> **Problem to work on**
Your answer should be a single number: how many lines in the data below hold the string "document".

##### Provided information

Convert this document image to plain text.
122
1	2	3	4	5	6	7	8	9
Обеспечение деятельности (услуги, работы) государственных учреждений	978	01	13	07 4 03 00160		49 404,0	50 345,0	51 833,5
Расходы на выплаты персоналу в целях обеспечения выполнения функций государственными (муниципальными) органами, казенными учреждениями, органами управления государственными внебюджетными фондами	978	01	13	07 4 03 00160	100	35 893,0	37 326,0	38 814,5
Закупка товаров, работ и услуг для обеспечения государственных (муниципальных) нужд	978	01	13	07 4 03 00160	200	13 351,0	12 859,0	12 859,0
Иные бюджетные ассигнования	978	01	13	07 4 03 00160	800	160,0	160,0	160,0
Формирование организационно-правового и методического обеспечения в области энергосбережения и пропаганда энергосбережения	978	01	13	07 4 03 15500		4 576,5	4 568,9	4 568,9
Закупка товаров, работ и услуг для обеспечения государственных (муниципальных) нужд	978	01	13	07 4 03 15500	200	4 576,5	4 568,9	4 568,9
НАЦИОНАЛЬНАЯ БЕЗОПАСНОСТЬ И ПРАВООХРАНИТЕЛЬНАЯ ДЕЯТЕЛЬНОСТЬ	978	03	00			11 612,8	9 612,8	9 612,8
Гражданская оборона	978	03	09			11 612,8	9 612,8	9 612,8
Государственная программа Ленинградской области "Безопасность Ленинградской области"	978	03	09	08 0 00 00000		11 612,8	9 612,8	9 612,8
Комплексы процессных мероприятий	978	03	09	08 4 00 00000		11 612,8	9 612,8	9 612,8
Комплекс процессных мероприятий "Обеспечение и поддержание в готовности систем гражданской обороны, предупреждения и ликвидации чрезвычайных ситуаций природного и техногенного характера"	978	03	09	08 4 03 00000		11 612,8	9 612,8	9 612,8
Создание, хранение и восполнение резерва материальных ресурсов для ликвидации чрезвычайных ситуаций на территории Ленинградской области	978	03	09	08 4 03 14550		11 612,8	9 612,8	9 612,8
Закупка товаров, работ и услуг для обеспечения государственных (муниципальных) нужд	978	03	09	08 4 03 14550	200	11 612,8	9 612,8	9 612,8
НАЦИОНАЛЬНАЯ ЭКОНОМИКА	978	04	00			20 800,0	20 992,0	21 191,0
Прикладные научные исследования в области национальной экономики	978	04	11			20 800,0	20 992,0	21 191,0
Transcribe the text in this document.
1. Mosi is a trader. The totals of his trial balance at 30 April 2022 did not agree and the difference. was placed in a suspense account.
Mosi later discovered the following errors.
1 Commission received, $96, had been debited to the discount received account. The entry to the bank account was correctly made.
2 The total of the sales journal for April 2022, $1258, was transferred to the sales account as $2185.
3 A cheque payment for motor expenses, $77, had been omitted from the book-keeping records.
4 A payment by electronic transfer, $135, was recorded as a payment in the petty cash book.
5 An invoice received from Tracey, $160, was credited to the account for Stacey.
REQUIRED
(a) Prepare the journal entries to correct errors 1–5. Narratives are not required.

##########

> **Result of the task**
2